━━━━━ DATASET CONTENT
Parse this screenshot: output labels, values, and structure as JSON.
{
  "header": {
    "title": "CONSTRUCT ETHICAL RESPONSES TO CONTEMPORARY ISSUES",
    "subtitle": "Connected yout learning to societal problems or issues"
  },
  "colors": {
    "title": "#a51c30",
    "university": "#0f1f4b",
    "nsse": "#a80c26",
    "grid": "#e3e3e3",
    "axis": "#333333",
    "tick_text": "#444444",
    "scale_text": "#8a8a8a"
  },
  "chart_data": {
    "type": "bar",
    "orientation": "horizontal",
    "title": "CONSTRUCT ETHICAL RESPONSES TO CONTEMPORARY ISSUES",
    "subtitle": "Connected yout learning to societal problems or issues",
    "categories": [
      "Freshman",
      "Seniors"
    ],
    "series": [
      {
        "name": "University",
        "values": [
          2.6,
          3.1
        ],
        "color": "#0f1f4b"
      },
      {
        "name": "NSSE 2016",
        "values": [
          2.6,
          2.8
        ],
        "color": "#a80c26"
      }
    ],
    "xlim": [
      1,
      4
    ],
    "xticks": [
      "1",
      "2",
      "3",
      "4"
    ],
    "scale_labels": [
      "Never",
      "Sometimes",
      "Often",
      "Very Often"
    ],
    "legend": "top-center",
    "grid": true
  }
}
━━━━━━━━━━
━━━━━ DATASET CONTENT
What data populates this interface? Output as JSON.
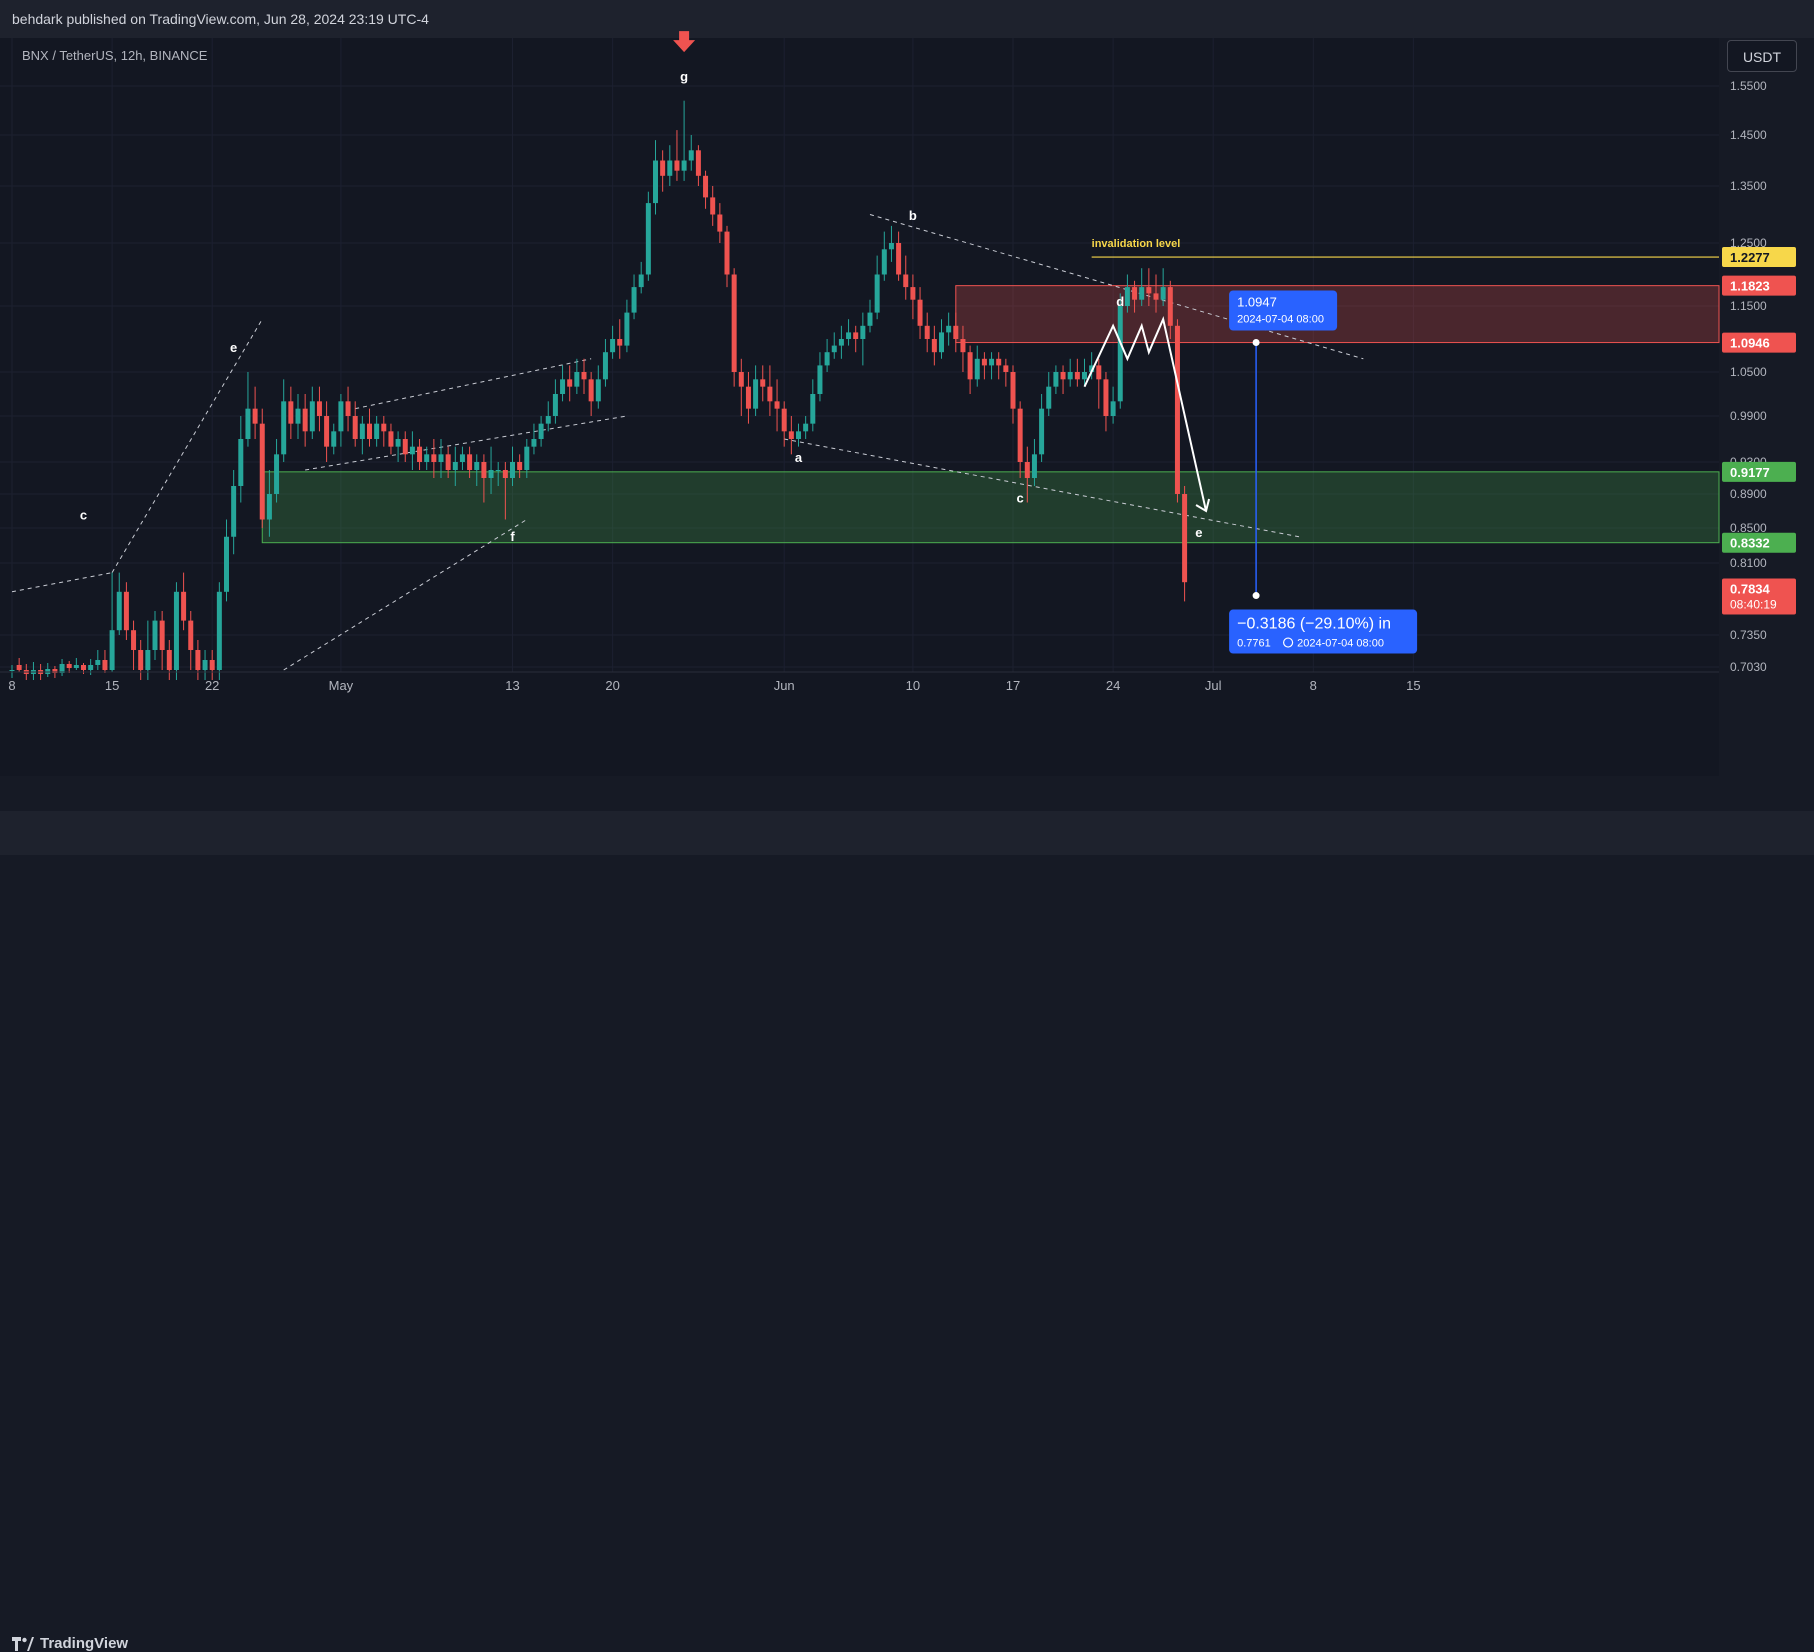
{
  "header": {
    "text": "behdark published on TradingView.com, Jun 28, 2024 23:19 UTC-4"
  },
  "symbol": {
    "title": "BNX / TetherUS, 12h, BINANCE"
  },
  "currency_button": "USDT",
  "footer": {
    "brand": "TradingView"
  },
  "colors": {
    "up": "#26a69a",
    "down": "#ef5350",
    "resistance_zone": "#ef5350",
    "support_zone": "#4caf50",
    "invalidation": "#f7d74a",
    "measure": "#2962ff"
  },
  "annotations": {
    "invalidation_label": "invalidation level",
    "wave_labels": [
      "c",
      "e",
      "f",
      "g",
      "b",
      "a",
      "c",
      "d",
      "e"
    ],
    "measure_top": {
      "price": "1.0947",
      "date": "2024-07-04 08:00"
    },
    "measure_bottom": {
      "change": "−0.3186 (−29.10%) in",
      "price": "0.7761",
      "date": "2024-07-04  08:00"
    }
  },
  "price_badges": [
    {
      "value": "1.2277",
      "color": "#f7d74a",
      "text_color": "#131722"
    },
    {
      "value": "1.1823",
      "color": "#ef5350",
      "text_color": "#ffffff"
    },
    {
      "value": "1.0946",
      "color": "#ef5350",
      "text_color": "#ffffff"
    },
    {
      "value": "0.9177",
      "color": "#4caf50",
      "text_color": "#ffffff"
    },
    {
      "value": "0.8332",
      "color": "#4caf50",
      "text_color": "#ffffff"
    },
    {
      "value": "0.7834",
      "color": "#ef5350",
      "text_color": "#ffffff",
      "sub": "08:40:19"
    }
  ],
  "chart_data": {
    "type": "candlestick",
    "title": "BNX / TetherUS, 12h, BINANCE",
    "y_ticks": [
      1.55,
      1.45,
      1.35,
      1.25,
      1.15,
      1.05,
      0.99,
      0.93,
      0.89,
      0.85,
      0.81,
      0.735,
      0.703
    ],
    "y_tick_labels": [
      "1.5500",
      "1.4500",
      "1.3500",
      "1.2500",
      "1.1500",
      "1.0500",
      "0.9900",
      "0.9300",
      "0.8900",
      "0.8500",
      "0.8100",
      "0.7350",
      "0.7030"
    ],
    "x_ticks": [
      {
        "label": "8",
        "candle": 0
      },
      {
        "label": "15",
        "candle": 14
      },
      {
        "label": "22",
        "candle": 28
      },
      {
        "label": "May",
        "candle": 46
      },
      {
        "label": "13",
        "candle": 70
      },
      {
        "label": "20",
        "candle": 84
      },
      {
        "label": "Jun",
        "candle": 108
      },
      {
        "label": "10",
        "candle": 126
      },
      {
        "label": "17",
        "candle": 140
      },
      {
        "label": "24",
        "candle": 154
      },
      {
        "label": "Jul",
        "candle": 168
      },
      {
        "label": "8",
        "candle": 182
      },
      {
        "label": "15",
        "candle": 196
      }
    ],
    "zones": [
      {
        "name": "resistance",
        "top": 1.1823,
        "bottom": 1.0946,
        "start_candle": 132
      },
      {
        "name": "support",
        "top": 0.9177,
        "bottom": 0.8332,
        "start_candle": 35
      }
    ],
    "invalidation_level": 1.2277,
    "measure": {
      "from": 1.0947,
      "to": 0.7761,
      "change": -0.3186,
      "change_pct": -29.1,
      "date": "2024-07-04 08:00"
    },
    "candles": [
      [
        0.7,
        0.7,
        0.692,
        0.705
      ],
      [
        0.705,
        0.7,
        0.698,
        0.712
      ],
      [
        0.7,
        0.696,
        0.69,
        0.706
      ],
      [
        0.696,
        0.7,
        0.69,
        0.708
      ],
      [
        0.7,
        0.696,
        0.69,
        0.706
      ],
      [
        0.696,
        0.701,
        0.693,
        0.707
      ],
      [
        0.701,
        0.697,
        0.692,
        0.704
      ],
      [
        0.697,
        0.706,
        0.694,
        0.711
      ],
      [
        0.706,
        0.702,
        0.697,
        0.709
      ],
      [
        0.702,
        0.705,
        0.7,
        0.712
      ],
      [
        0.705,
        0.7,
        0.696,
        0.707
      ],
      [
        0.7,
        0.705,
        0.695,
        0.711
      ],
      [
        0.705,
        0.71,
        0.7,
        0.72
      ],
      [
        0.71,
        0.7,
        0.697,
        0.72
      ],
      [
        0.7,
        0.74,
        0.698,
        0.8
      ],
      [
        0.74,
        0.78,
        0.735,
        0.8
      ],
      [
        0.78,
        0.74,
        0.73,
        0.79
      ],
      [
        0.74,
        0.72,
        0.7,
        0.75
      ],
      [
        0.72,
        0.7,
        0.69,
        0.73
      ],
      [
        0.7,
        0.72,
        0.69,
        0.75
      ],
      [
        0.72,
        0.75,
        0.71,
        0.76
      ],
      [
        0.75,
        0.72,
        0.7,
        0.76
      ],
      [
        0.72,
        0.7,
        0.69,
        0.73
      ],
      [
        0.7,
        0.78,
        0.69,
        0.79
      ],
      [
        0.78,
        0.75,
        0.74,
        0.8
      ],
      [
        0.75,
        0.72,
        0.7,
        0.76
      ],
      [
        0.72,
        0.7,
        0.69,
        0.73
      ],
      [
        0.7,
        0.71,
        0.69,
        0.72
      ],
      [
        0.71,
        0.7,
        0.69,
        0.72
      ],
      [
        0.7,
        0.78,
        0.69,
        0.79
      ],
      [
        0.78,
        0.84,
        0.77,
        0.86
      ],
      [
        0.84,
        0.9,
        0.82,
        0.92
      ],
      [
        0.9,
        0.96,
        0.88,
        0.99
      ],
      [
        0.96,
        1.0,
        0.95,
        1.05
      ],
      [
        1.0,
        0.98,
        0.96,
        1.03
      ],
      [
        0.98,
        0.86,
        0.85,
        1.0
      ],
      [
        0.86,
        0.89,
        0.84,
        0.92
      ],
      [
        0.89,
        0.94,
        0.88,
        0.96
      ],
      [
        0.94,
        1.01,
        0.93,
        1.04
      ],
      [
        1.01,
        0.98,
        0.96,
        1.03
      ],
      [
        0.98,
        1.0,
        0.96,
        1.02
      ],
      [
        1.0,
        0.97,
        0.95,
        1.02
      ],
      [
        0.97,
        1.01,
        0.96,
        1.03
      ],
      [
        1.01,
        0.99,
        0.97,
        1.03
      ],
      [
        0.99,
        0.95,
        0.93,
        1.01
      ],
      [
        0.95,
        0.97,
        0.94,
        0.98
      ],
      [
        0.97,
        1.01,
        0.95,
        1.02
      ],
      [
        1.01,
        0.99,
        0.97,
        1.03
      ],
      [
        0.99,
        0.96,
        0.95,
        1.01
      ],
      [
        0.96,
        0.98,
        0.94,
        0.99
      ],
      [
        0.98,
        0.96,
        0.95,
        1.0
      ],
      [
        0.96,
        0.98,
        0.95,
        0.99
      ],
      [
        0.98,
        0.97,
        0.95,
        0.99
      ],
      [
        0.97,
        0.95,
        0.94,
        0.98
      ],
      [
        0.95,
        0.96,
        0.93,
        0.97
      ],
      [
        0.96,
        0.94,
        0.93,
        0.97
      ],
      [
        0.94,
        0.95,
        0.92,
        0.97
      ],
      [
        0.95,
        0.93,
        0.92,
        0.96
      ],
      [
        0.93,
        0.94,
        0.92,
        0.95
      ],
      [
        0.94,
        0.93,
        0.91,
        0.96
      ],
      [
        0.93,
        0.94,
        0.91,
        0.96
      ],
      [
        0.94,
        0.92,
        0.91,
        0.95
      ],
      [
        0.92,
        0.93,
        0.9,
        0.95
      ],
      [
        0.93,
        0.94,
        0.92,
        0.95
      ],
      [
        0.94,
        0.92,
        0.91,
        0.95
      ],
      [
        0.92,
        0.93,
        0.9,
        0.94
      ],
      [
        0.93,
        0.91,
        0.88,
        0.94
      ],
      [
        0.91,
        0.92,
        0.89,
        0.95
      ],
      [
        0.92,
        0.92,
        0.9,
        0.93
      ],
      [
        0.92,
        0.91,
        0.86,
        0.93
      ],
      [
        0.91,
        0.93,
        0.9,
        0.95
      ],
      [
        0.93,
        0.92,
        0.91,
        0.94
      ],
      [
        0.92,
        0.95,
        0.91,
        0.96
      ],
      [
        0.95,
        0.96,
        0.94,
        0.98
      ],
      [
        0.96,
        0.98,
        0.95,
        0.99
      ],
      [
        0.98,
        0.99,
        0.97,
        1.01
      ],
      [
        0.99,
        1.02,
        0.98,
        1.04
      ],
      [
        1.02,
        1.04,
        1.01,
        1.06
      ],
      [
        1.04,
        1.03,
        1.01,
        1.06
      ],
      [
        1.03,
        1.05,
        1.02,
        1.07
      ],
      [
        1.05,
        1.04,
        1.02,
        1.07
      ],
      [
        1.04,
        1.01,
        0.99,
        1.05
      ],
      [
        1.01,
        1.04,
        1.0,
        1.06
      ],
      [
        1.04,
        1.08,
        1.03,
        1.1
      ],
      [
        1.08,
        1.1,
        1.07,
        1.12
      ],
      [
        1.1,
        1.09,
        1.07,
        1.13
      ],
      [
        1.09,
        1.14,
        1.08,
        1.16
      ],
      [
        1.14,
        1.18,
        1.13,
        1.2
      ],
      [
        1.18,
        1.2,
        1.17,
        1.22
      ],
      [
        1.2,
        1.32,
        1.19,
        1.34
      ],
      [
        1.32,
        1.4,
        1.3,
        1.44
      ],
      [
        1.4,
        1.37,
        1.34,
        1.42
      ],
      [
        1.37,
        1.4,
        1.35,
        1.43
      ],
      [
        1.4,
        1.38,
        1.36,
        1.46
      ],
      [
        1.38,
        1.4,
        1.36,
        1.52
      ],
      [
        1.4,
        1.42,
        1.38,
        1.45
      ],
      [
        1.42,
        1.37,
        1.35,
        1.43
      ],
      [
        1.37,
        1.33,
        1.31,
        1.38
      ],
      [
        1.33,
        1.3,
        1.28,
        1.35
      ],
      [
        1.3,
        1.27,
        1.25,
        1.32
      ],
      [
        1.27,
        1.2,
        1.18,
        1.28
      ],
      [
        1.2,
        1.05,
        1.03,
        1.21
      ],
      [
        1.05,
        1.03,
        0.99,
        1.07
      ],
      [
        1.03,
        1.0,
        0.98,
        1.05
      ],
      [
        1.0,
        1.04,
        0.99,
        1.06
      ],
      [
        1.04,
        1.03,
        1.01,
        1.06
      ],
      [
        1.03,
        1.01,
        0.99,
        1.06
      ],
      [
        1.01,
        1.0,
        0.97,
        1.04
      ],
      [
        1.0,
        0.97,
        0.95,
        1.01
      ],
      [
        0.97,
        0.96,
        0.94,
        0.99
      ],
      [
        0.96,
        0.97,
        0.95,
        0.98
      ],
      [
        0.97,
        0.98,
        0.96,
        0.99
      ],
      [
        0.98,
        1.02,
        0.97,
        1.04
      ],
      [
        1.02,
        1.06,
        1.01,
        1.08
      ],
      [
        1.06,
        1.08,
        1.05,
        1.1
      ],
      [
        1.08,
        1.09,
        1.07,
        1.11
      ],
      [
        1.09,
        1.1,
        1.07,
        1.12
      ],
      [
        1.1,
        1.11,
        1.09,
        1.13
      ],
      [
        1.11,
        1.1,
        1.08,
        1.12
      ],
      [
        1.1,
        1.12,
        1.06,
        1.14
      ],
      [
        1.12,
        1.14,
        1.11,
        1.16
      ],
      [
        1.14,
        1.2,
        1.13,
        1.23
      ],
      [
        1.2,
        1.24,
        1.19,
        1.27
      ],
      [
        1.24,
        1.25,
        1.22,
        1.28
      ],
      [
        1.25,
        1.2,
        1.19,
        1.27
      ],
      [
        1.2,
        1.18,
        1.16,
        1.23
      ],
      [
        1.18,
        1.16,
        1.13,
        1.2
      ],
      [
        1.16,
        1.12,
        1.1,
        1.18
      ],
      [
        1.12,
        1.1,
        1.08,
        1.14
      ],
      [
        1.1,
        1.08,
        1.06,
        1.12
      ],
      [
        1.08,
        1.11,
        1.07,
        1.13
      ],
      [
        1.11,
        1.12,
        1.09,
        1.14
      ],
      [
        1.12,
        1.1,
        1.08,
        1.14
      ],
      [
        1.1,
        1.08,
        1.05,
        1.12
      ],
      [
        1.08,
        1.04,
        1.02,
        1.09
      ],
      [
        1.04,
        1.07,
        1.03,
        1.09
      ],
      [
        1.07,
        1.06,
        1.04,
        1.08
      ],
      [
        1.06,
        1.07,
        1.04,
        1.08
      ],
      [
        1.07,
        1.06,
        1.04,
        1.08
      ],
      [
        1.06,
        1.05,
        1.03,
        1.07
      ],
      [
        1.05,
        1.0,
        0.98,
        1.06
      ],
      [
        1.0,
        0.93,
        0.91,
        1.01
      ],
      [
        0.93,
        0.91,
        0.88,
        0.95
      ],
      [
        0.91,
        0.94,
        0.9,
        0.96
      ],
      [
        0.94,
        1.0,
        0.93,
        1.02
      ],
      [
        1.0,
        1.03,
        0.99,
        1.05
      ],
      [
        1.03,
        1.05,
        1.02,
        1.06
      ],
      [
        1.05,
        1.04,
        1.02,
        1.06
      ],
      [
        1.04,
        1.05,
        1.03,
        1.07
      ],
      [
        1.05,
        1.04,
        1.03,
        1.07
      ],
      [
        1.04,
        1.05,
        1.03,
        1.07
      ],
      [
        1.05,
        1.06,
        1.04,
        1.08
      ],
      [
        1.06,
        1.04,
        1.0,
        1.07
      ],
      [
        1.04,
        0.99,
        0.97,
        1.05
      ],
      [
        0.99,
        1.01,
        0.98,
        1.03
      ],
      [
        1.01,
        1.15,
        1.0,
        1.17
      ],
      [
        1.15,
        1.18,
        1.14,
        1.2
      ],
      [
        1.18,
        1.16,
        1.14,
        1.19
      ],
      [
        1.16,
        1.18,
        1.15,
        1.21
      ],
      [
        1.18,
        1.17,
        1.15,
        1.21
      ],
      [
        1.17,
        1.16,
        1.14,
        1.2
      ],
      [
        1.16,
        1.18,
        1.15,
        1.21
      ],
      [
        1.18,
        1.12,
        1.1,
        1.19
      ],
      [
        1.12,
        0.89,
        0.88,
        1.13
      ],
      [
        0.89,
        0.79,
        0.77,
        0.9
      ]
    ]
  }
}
━━━━━━━━━━
TASK STATEMENT:
Identify and extract each line of the listing that contains "TetherUS".

RIGHT ANSWER:
    "title": "BNX / TetherUS, 12h, BINANCE"
    "title": "BNX / TetherUS, 12h, BINANCE",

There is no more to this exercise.